▶ _Exercise description_:
Copy out all lines in the data below containing the string "screenshot".

Stored data:
— Start —
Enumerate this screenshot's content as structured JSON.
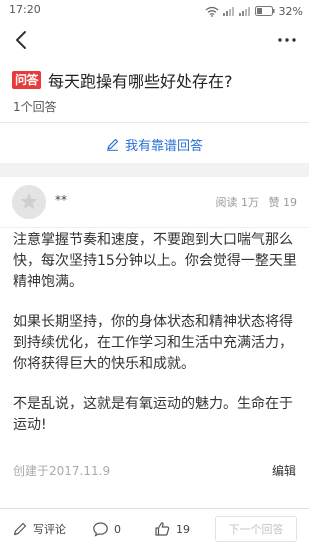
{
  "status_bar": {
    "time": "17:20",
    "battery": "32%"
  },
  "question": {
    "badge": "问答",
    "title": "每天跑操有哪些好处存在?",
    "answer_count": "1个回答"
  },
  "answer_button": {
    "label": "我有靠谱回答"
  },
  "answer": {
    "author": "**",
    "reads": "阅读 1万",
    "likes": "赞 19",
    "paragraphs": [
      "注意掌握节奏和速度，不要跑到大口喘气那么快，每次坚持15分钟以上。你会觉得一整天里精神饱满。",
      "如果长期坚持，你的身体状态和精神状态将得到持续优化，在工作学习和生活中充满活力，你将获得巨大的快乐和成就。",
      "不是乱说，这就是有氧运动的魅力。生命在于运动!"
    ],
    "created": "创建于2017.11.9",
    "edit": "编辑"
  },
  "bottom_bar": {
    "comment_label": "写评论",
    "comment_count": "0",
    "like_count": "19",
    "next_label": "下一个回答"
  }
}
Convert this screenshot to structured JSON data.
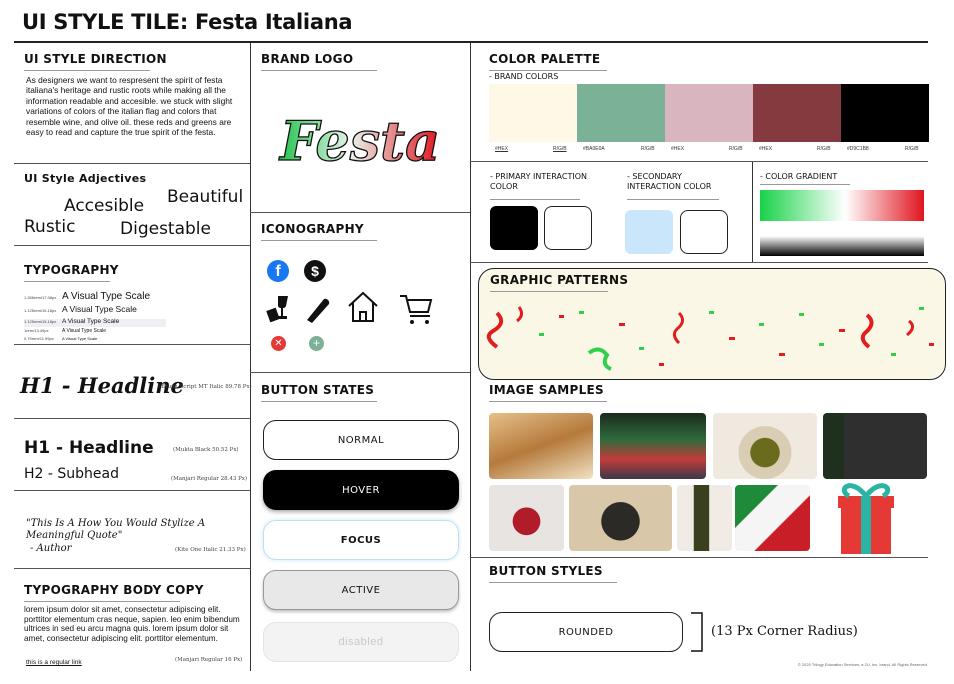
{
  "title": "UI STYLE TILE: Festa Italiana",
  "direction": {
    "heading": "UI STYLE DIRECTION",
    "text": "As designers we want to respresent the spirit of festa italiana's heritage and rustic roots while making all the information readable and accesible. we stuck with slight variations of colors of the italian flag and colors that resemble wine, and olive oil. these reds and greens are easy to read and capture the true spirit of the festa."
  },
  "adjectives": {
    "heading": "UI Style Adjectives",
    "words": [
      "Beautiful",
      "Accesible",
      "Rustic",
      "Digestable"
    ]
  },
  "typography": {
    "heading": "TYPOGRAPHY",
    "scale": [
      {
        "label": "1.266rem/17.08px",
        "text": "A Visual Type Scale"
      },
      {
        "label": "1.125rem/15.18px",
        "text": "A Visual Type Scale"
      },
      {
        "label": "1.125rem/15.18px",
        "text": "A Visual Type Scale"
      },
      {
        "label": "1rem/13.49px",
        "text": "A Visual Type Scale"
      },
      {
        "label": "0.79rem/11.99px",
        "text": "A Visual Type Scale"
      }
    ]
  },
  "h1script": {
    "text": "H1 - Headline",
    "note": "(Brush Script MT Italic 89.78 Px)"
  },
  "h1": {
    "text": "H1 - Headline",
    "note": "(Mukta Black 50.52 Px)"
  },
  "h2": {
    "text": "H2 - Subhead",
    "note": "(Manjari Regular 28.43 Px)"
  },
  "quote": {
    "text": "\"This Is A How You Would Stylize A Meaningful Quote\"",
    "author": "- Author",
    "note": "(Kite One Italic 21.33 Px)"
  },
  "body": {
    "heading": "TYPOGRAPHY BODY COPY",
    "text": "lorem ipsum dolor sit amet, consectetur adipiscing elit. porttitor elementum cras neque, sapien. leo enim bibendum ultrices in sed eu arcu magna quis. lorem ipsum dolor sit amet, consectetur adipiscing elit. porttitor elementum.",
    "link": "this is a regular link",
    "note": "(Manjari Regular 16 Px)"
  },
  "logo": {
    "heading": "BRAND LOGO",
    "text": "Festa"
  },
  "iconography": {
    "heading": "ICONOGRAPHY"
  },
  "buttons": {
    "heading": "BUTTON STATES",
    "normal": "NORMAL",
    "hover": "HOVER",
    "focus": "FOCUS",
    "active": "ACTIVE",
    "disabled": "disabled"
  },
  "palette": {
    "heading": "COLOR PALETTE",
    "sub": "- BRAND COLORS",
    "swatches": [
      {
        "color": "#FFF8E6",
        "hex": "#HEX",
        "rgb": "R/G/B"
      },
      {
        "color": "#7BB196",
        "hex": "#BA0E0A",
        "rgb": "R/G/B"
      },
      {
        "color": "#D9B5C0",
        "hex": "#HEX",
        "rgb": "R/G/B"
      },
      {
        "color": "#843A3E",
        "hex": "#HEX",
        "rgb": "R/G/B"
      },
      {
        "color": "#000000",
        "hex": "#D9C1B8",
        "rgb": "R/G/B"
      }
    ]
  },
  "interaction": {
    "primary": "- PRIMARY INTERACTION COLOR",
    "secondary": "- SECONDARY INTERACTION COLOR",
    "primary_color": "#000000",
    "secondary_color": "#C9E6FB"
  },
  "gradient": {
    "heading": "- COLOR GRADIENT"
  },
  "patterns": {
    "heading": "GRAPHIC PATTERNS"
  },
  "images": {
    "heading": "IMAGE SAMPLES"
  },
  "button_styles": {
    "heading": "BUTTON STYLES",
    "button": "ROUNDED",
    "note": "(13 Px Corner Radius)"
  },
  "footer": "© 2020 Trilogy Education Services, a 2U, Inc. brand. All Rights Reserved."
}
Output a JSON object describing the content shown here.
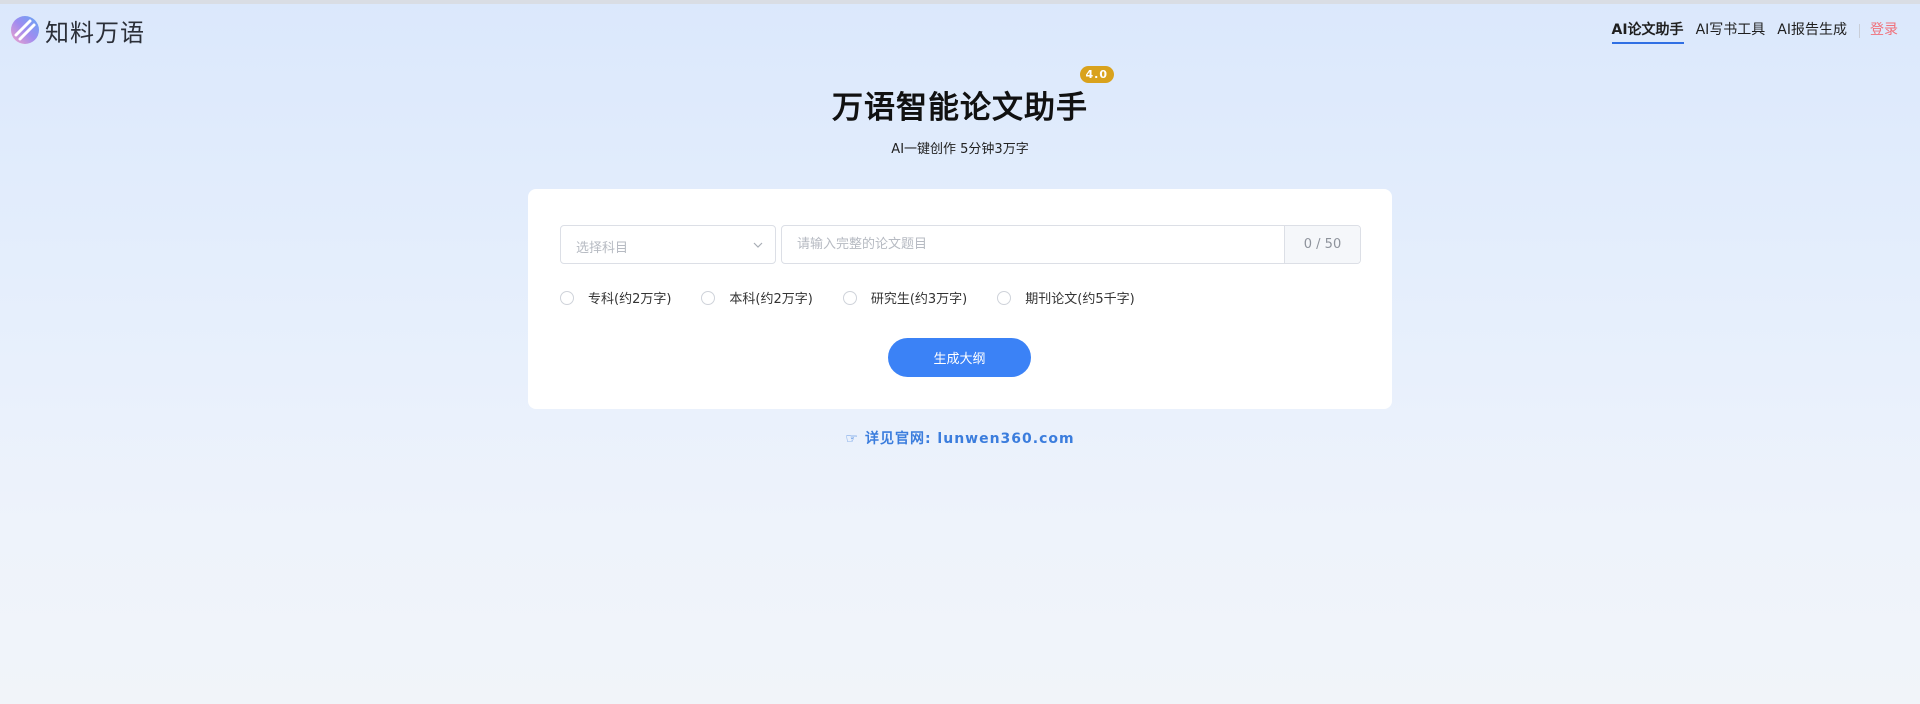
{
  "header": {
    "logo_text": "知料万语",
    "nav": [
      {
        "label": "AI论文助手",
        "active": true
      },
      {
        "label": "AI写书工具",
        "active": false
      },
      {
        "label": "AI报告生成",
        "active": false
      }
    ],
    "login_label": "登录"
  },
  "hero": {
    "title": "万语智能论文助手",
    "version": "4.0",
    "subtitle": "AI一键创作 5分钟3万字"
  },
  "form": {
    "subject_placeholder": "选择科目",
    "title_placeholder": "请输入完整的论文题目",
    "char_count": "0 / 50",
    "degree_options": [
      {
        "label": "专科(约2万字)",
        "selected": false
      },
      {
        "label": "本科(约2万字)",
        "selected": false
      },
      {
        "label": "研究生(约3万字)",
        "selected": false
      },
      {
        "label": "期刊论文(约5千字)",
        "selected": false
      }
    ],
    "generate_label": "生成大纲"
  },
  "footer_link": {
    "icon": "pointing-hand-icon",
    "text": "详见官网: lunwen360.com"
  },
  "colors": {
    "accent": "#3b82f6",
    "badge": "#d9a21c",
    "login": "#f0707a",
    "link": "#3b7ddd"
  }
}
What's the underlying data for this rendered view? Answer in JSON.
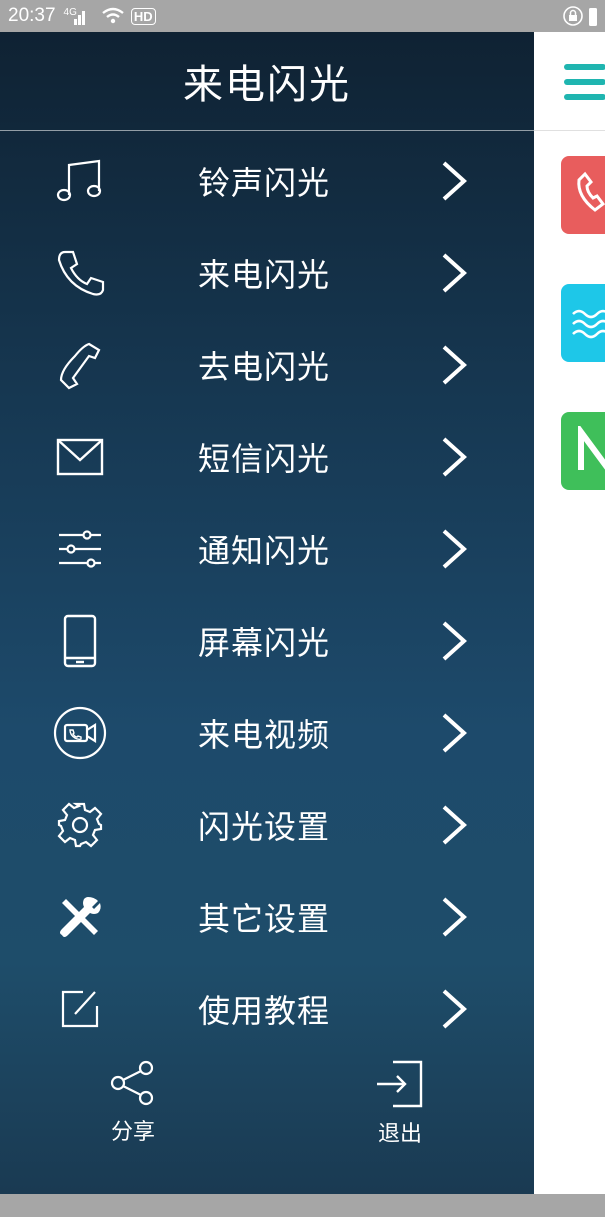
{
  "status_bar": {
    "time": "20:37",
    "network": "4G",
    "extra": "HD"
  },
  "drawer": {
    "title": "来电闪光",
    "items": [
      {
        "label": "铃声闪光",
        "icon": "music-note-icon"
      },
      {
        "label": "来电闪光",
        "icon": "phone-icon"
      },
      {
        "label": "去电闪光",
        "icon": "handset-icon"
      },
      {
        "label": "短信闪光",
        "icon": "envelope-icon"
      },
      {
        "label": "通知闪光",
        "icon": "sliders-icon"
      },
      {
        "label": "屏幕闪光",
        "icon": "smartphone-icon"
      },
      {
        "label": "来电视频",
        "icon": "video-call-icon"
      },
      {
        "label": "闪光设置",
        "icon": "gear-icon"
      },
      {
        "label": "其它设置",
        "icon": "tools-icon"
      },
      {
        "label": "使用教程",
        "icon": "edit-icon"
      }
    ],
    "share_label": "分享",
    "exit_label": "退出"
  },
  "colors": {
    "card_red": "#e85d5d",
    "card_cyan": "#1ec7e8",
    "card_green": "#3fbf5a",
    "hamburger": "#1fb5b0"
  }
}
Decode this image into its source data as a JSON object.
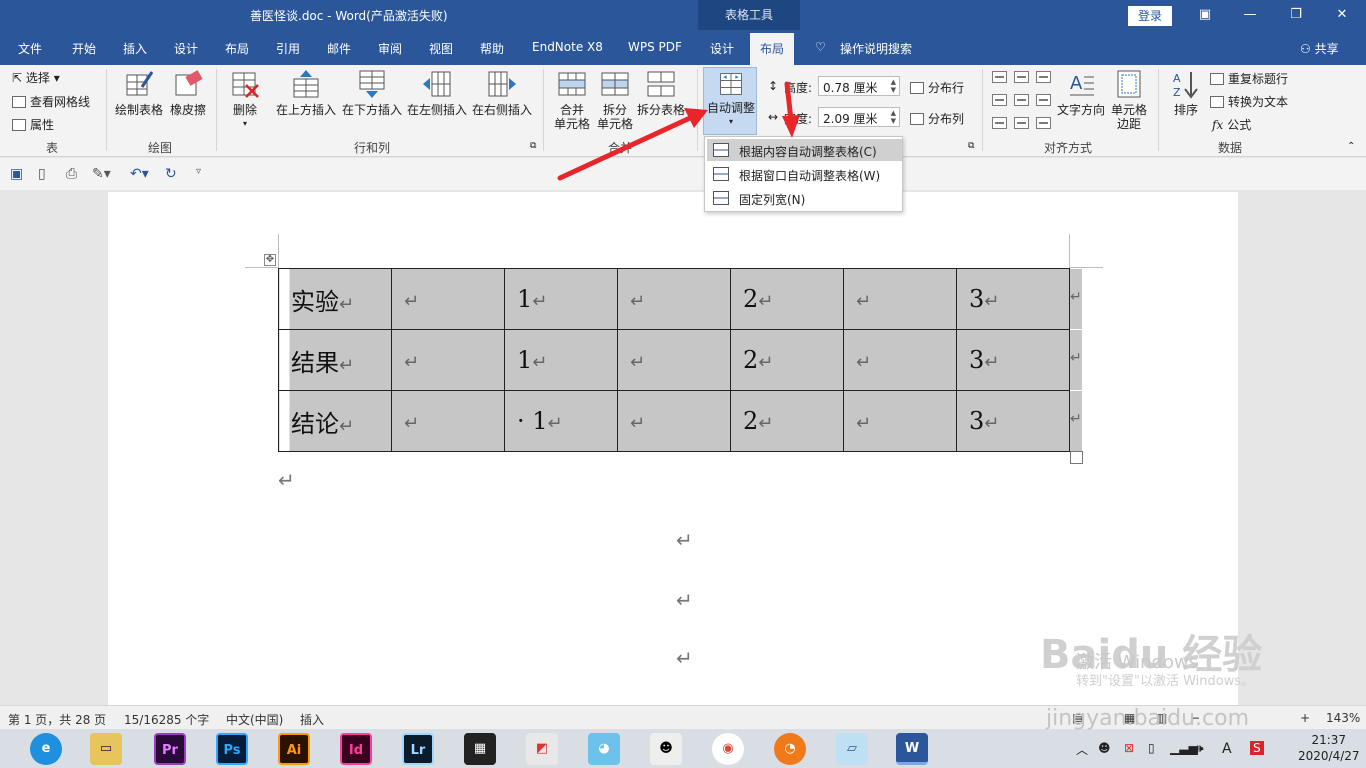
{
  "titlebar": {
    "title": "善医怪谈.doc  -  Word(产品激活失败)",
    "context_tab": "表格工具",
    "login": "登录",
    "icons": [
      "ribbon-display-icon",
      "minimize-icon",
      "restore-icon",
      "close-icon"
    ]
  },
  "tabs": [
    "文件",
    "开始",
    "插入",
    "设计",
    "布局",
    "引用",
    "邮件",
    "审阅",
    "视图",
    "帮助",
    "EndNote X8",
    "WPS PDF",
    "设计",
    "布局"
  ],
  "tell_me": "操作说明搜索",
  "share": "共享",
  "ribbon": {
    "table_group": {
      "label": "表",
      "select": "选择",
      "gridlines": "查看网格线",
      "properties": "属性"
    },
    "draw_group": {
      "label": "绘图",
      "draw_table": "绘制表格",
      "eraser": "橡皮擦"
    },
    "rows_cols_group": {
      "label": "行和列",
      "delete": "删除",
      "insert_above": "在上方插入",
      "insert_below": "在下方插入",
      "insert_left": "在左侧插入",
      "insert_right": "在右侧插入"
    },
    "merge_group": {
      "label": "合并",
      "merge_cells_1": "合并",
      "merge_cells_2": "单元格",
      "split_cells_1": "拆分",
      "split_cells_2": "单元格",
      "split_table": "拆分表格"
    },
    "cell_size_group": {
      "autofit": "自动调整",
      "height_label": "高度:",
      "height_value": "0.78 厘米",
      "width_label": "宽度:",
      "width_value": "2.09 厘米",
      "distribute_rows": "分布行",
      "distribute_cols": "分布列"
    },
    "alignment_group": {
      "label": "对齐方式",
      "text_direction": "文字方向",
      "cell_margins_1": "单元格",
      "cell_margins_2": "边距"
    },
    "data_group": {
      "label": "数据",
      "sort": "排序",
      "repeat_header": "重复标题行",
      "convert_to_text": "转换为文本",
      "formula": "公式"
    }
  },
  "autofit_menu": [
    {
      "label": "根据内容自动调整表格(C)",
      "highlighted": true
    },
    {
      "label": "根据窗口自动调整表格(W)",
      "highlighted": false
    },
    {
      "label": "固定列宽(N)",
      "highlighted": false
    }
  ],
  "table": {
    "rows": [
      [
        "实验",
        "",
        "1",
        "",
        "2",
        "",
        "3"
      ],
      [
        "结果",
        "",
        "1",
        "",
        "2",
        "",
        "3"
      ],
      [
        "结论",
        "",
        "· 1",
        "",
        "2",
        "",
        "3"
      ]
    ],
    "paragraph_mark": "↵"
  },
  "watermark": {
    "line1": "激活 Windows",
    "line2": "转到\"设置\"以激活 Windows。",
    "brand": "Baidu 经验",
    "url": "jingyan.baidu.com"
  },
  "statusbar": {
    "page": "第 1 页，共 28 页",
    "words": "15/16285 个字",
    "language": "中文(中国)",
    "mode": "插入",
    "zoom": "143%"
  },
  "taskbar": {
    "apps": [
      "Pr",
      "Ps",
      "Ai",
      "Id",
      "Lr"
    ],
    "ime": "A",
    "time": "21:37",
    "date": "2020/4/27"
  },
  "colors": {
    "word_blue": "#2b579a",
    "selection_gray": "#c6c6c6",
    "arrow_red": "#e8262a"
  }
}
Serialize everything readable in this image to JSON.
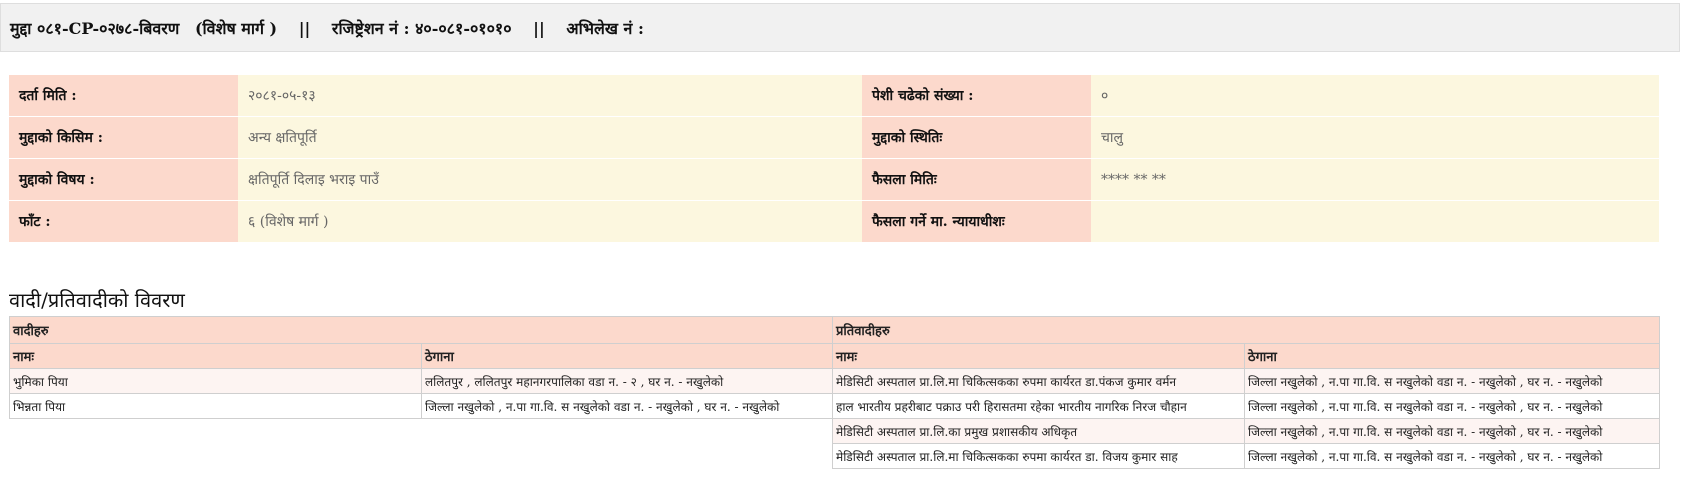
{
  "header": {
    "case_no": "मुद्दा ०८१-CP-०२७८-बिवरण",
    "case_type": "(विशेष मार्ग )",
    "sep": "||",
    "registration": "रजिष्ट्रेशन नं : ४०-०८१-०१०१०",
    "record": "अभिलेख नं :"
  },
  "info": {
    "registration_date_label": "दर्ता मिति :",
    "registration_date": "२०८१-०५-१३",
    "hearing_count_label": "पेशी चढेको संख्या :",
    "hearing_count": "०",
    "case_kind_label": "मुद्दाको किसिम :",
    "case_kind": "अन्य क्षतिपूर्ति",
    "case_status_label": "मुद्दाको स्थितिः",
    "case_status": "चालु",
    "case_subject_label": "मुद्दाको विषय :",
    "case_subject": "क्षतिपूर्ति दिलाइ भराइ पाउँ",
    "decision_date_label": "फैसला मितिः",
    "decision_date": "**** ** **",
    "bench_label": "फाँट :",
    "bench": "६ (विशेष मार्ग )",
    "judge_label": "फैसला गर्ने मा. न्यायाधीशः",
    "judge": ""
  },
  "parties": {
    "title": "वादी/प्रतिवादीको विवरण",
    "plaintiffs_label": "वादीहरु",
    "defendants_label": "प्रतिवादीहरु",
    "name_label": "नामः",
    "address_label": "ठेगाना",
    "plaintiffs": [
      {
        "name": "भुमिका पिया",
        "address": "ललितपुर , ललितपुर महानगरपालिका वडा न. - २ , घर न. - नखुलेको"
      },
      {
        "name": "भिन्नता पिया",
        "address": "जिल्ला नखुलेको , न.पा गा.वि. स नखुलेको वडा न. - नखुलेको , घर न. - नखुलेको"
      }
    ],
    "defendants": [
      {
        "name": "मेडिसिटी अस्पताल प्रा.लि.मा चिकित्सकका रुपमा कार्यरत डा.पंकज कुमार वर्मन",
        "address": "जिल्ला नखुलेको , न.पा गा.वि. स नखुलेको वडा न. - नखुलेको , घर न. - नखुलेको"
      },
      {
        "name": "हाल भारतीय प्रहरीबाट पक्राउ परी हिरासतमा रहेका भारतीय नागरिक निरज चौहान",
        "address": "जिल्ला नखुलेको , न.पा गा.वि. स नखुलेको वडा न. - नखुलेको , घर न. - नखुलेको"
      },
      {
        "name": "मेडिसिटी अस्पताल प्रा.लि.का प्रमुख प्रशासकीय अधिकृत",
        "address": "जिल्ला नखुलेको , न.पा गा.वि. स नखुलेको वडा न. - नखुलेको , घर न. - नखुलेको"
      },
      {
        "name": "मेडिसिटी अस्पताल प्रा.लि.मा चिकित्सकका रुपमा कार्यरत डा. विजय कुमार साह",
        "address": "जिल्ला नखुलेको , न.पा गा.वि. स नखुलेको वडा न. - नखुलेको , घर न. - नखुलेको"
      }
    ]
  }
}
— End —
▶ _Written answer_:
Enumerate this screenshot's content as structured JSON.
Convert this screenshot to structured JSON data.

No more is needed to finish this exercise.